▶ **Given task**
Extract every line of the data below that contains the string "annotation". Treat uppercase and lowercase letters as different.

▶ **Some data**
:::

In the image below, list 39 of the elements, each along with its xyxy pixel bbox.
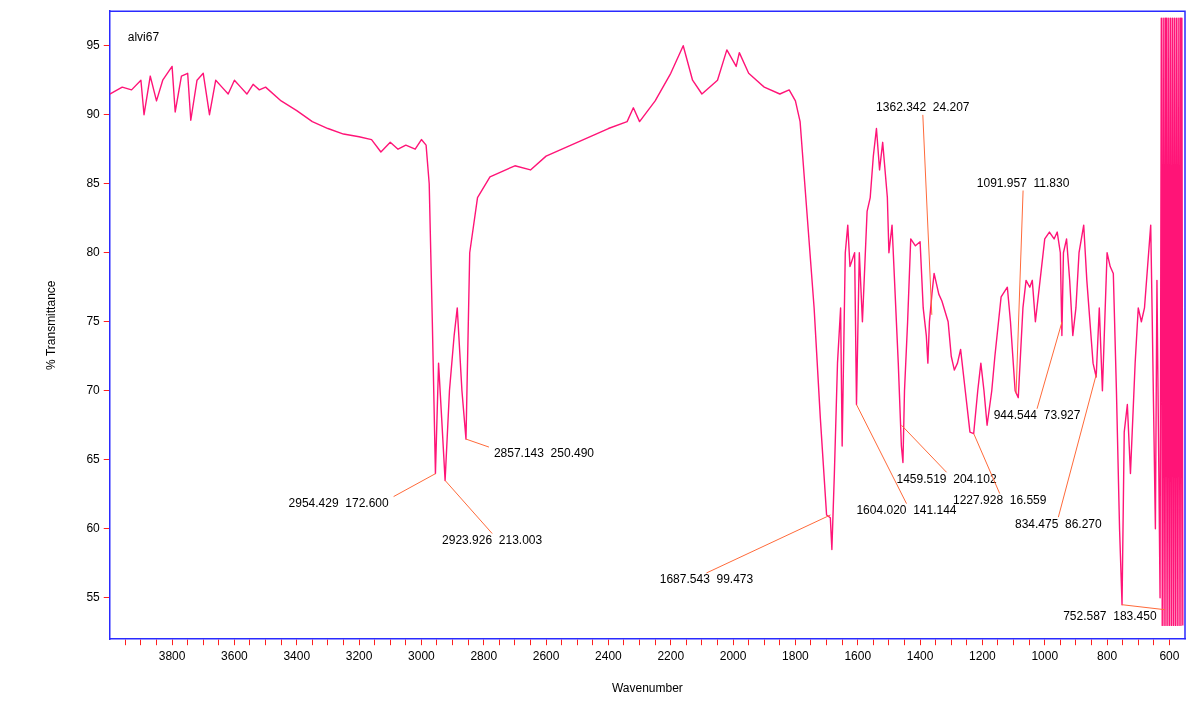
x-tick-label: 1200 xyxy=(969,648,997,663)
y-tick-label: 90 xyxy=(86,107,101,122)
annotation: 944.544 73.927 xyxy=(993,408,1081,423)
x-tick-label: 1400 xyxy=(906,648,934,663)
x-tick-label: 3400 xyxy=(283,648,311,663)
x-axis-title: Wavenumber xyxy=(611,681,683,696)
x-tick-label: 1600 xyxy=(844,648,872,663)
x-tick-label: 2400 xyxy=(595,648,623,663)
x-tick-label: 600 xyxy=(1159,648,1180,663)
annotation: 1362.342 24.207 xyxy=(876,100,970,115)
x-tick-label: 2000 xyxy=(719,648,747,663)
x-tick-label: 3600 xyxy=(221,648,249,663)
x-tick-label: 3000 xyxy=(408,648,436,663)
x-tick-label: 800 xyxy=(1097,648,1118,663)
annotation: 2954.429 172.600 xyxy=(288,495,389,510)
annotation: 2923.926 213.003 xyxy=(442,532,543,547)
annotation: 1459.519 204.102 xyxy=(896,471,997,486)
annotation: 752.587 183.450 xyxy=(1063,609,1157,624)
annotation: alvi67 xyxy=(127,29,160,44)
y-tick-label: 95 xyxy=(86,38,101,53)
x-tick-label: 1000 xyxy=(1031,648,1059,663)
x-tick-label: 3800 xyxy=(158,648,186,663)
annotation: 2857.143 250.490 xyxy=(493,446,595,461)
annotation: 1091.957 11.830 xyxy=(976,175,1070,190)
y-tick-label: 60 xyxy=(86,521,101,536)
x-tick-label: 2200 xyxy=(657,648,685,663)
y-axis-title: % Transmittance xyxy=(43,280,58,370)
annotation: 1687.543 99.473 xyxy=(659,572,754,587)
x-tick-label: 2800 xyxy=(470,648,498,663)
y-tick-label: 75 xyxy=(86,314,101,329)
x-tick-label: 1800 xyxy=(782,648,810,663)
x-tick-label: 2600 xyxy=(532,648,560,663)
annotation: 834.475 86.270 xyxy=(1014,516,1103,531)
y-tick-label: 70 xyxy=(86,383,101,398)
y-tick-label: 80 xyxy=(86,245,101,260)
y-tick-label: 85 xyxy=(86,176,101,191)
x-tick-label: 3200 xyxy=(345,648,373,663)
y-tick-label: 65 xyxy=(86,452,101,467)
y-tick-label: 55 xyxy=(86,590,101,605)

:::

▶ **Expected answer**
annotation: 944.544 73.927 xyxy=(993,408,1081,423)
annotation: 1362.342 24.207 xyxy=(876,100,970,115)
annotation: 2954.429 172.600 xyxy=(288,495,389,510)
annotation: 2923.926 213.003 xyxy=(442,532,543,547)
annotation: 1459.519 204.102 xyxy=(896,471,997,486)
annotation: 752.587 183.450 xyxy=(1063,609,1157,624)
annotation: alvi67 xyxy=(127,29,160,44)
annotation: 2857.143 250.490 xyxy=(493,446,595,461)
annotation: 1091.957 11.830 xyxy=(976,175,1070,190)
annotation: 1687.543 99.473 xyxy=(659,572,754,587)
annotation: 834.475 86.270 xyxy=(1014,516,1103,531)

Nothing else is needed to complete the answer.